REQUIRED ACTIONS:
A. From the nettle soap thread, list every herb named as part of Chefmom's herb blend.
B. Write a continuation of the nettle soap thread, starting right after its final sentence.

READING TEXT:
——
# Nettle



## Saipan (Apr 14, 2016)

Just curious has anyone used or heard/thought of using Nettle in soap?


If so are there issues and or benefits from it?


----------



## Kamahido (Apr 14, 2016)

Nettle? Like as in Stinging Nettle?


----------



## Chefmom (Apr 14, 2016)

Yes, I use infused nettle oil and I used nettle tea leaves once, but I think they are a little too exfoliating to the point of harsh.  Nettle is one of my go to herbs in my herb blend with comfrey, calendula, chamomile, yarrow, plantain.  I now use nettle powder that I buy in place of the nettle tea.


----------



## Saipan (Apr 14, 2016)

Kamahido said:


> Nettle? Like as in Stinging Nettle?



Yes.

Apparently when properly cultivated it has magical properties for the skin.

Just trying to find out as much as I can.


----------



## Seawolfe (Apr 15, 2016)

I used some powdered nettle in an OO infusion, along with comfrey, hoping for a nice green. The color faded, but it was ok. I don't know that anything botanically magical survives the lye monster...
——
(Element and coordinate records)
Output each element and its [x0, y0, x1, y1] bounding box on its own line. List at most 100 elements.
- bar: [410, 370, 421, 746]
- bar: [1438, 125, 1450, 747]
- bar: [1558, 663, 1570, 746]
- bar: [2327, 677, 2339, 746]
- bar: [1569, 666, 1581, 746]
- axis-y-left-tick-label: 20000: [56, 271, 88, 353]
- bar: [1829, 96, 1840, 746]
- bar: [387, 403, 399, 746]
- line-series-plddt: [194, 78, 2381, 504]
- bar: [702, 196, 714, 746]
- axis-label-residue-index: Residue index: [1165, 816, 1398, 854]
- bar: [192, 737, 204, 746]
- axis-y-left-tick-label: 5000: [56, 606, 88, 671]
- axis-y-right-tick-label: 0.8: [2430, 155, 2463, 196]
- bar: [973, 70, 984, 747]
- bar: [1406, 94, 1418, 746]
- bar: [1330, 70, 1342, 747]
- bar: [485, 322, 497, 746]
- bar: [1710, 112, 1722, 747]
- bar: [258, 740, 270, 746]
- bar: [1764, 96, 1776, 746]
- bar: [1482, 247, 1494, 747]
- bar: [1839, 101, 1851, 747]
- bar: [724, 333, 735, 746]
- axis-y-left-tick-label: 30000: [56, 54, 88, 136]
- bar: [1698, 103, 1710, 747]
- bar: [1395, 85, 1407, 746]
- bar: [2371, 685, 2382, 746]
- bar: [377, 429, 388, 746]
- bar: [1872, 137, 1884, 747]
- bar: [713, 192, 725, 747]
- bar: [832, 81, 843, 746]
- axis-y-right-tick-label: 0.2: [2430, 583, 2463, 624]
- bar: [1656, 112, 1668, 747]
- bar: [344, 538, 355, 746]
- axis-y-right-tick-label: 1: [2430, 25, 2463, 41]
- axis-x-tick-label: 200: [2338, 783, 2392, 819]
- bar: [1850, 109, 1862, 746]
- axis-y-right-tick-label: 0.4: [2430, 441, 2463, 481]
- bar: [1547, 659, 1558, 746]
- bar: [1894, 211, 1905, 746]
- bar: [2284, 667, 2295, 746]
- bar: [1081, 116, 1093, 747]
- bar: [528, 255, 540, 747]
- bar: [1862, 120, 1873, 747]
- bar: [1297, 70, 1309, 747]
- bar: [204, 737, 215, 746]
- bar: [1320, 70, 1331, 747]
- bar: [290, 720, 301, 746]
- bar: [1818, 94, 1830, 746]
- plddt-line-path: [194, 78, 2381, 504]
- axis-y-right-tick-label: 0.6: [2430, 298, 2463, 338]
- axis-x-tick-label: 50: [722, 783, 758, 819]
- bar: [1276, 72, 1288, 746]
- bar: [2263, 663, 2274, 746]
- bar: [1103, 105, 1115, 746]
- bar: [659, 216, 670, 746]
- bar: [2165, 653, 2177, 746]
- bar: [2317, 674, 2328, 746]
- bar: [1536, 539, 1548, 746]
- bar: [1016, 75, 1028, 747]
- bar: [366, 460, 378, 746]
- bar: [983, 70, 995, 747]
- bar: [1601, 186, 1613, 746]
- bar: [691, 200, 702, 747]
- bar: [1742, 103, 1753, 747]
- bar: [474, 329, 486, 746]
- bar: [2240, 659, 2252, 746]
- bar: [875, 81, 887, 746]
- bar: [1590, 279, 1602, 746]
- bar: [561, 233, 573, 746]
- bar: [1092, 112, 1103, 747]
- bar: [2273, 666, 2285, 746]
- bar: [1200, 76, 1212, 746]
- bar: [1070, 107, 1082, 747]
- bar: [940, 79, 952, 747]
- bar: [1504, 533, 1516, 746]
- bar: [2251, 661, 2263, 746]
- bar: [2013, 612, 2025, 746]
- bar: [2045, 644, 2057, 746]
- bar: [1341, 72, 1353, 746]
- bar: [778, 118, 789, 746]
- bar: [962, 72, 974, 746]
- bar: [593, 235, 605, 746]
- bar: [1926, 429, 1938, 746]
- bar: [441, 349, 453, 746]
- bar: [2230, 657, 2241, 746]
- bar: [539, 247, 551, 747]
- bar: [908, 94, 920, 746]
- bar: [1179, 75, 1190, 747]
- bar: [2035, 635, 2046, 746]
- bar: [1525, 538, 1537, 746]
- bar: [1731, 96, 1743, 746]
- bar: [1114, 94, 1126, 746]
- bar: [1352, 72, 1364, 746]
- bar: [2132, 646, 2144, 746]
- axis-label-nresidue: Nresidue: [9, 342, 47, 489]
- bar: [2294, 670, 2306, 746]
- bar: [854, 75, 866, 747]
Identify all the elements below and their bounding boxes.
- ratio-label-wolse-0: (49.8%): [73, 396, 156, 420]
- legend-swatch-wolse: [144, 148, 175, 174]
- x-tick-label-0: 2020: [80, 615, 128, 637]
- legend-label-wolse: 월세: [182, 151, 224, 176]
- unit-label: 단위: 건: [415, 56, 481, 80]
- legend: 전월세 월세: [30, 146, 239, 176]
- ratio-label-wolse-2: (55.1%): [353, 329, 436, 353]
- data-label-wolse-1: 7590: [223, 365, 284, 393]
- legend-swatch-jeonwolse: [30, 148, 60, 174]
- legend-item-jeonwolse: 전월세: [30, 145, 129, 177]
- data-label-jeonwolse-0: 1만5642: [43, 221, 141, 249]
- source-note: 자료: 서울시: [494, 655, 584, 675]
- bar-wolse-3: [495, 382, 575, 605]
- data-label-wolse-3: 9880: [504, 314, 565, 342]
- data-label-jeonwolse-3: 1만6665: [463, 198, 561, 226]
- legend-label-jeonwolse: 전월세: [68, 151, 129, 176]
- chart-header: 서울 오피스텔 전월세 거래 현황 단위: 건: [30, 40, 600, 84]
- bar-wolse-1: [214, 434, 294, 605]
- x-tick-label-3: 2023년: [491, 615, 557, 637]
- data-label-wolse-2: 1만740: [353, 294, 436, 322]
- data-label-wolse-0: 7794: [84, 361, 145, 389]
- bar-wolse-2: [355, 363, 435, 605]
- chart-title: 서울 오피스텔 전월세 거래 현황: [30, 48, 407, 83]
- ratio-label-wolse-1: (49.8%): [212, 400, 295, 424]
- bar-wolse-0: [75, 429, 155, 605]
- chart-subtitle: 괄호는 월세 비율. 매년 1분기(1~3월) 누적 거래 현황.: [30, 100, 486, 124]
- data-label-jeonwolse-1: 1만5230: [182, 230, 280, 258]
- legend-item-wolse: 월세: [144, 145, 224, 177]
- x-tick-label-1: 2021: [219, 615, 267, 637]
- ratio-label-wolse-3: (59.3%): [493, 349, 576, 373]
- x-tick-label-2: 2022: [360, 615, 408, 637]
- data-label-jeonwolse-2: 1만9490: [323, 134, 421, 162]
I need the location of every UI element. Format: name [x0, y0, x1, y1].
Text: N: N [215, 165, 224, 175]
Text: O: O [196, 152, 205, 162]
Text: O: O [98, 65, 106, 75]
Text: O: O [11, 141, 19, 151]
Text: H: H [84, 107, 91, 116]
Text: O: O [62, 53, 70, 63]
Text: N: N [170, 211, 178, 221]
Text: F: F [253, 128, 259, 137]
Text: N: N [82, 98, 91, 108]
——
ANSWERS IN ORDER:
A. Nettle, comfrey, calendula, chamomile, yarrow, plantain

B.
----------



## SozoArtisanSoaps (May 4, 2016)

I infuse nettle in olive oil and strain and use that along with horsetail infused oil in my shampoo bars  Works great!


----------



## TeresaT (May 4, 2016)

I mix nettle powder and spirulina to get a pretty green.  (I blatantly stole that from someone on this forum.  Thanks, whoever you are!)  I haven't had it fade on me, nor have I had any issues.


----------



## penelopejane (May 5, 2016)

TeresaT ^^^^


How long has it been curing? My Spirulina soap was a fantastic dark green to start but faded to a pale fawn colour in about 2 months.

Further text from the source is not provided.